| Your tasks |
**1)** Answer these questions using the Ceph design reply.
(a) What is the capacity of the SATA SSD mentioned?
(b) How many PCIe SSD/NVMe cards does the reply say can fit into the StorageServers?
(c) How many servers in total does the reply say there are?
**2)** Decide whether each statement agrees with the Ceph design reply, and quote the words that decide it.
(a) The 256GB SATA SSD is enough for 36 filestore journals.
(b) A single network for cluster and public is considered easier to manage.
(c) Early usage is planned to be CephFS exported via NFS.
**3)** Copy word for word the part of the Ceph design reply that opens with the words containing "6x1.7Ghz, are we" and closes with "write latency requirements.".

== Selected text

Re: [ceph-users] design guidance

2017-06-06 Thread Maxime Guyot
Hi Daniel,

The flexibility of Ceph is that you can start with your current config,
scale out and upgrade (CPUs, journals etc...) as your performance
requirement increase.

6x1.7Ghz, are we speaking about the Xeon E5 2603L v4? Any chance to bump
that to 2620 v4 or 2630 v4?
Test how the 6x1.7Ghz handles 36 OSDs, then based on that take a decision
to RAID0/LVM or not.
If you have a need for large-low performance block storage, it could be
worth to do a hybrid setup with *some* OSDs in Raid0/LVM.

Since this is a virtualisation use case (VMware and KVM), did you consider
journals? This 256GB SATA SSD is not enough for 36 filestore journals.
Assuming that those 256GB SSD have a performance profile compatible with
journal, a storage tier OSDs with SSD journal (20%) and OSD with collocated
journals (80%) could be nice. Then you place the VMs in different tiers
based on write latency requirements.

If you have the budget for it, you can fit 3x PCIe SSD/NVMe cards into
those StorageServers, that would make a 1:12 ratio and pretty good write
latency.
Another option is to start with filestore then upgrade to bluestore when
stable.

IMO a single network for cluster and public is easier to manage. Since you
already have a 10G cluster, continue with that. Either:
1) If you are tight on 10G ports, do 2x10G per node and skip the 40G NIC
2) If you have plenty of ports, do 4x10G per node: split the 40G NIC into
4x10G.
13 servers (9+3) is usually too small to run in a single ToR setup. So you
should be good with a LACP pair of standard 10G switch as ToR, which you
probably already have?

Cheers,
Maxime

On Tue, 6 Jun 2017 at 08:33 Adrian Saul 
wrote:

> > > Early usage will be CephFS, exported via NFS and mounted on ESXi 5.5
> > > and
> > > 6.0 hosts(migrating from a VMWare environment), later to transition to
> > > qemu/kvm/libvirt using native RBD mapping. I tested iscsi using lio
> > > and saw much worse performance with the first cluster, so it seems
> > > this may be the better way, but I'm open to other suggestions.

====
== Data excerpts

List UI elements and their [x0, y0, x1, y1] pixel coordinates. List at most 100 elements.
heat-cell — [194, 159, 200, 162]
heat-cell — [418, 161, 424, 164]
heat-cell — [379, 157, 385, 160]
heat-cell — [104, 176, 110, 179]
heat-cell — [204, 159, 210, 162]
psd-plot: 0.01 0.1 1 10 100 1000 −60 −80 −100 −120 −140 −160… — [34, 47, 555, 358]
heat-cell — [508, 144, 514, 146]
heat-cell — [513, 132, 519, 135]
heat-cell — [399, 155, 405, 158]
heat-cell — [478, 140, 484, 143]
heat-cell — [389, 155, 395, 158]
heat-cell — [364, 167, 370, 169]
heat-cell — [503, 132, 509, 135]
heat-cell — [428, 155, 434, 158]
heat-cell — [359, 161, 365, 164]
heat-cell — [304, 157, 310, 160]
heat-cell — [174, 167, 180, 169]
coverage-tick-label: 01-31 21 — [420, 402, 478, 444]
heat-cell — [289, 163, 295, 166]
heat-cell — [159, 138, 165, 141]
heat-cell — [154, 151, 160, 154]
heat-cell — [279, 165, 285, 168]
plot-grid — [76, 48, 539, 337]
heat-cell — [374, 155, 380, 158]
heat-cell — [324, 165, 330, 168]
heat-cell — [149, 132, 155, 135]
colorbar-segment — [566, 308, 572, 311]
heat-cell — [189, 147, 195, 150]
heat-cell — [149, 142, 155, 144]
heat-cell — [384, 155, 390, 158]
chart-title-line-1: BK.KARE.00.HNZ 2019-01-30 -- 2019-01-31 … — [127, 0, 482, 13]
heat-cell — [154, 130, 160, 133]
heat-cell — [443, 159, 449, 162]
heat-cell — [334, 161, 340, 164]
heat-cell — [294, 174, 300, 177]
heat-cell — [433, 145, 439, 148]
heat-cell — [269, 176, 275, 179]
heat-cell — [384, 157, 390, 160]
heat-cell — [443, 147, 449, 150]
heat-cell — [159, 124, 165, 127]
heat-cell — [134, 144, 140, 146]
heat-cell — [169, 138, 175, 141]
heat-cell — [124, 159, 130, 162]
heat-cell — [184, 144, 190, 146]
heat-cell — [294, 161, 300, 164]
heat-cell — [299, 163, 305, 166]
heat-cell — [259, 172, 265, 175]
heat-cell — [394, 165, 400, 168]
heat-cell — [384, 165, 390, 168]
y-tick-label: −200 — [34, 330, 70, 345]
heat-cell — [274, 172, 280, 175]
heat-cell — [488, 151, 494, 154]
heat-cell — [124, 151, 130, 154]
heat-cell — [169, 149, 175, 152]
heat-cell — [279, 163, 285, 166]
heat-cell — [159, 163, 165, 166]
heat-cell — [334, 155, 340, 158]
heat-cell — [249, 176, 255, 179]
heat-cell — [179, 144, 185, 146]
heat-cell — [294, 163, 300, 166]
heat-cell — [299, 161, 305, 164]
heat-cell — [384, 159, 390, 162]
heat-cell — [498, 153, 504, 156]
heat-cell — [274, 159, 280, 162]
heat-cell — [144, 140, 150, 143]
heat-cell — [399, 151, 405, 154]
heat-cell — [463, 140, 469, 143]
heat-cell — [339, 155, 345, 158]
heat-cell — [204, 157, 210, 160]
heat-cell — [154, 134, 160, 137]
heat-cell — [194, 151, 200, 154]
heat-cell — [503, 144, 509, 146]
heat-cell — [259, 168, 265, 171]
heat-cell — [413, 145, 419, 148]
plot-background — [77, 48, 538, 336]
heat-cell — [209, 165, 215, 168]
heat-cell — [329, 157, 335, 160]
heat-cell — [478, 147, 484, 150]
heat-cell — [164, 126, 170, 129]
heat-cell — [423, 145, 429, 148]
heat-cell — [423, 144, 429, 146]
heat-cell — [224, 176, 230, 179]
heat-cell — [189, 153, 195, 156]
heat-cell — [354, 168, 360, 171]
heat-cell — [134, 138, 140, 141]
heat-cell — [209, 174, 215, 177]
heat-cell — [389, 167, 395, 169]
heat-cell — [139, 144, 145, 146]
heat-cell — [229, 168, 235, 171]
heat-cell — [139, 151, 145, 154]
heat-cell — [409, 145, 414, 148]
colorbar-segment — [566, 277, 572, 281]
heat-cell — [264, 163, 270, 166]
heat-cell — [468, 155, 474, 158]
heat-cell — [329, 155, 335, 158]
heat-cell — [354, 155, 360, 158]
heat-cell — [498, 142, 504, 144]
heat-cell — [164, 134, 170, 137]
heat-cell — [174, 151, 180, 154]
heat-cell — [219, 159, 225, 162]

====

| Responses to the tasks |
**1)**
(a) 256GB
(b) 3
(c) 13 (9+3)

**2)**
(a) No: "This 256GB SATA SSD is not enough for 36 filestore journals."
(b) Yes: "IMO a single network for cluster and public is easier to manage."
(c) Yes: "Early usage will be CephFS, exported via NFS and mounted on ESXi 5.5"

**3)**
6x1.7Ghz, are we speaking about the Xeon E5 2603L v4? Any chance to bump
that to 2620 v4 or 2630 v4?
Test how the 6x1.7Ghz handles 36 OSDs, then based on that take a decision
to RAID0/LVM or not.
If you have a need for large-low performance block storage, it could be
worth to do a hybrid setup with *some* OSDs in Raid0/LVM.

Since this is a virtualisation use case (VMware and KVM), did you consider
journals? This 256GB SATA SSD is not enough for 36 filestore journals.
Assuming that those 256GB SSD have a performance profile compatible with
journal, a storage tier OSDs with SSD journal (20%) and OSD with collocated
journals (80%) could be nice. Then you place the VMs in different tiers
based on write latency requirements.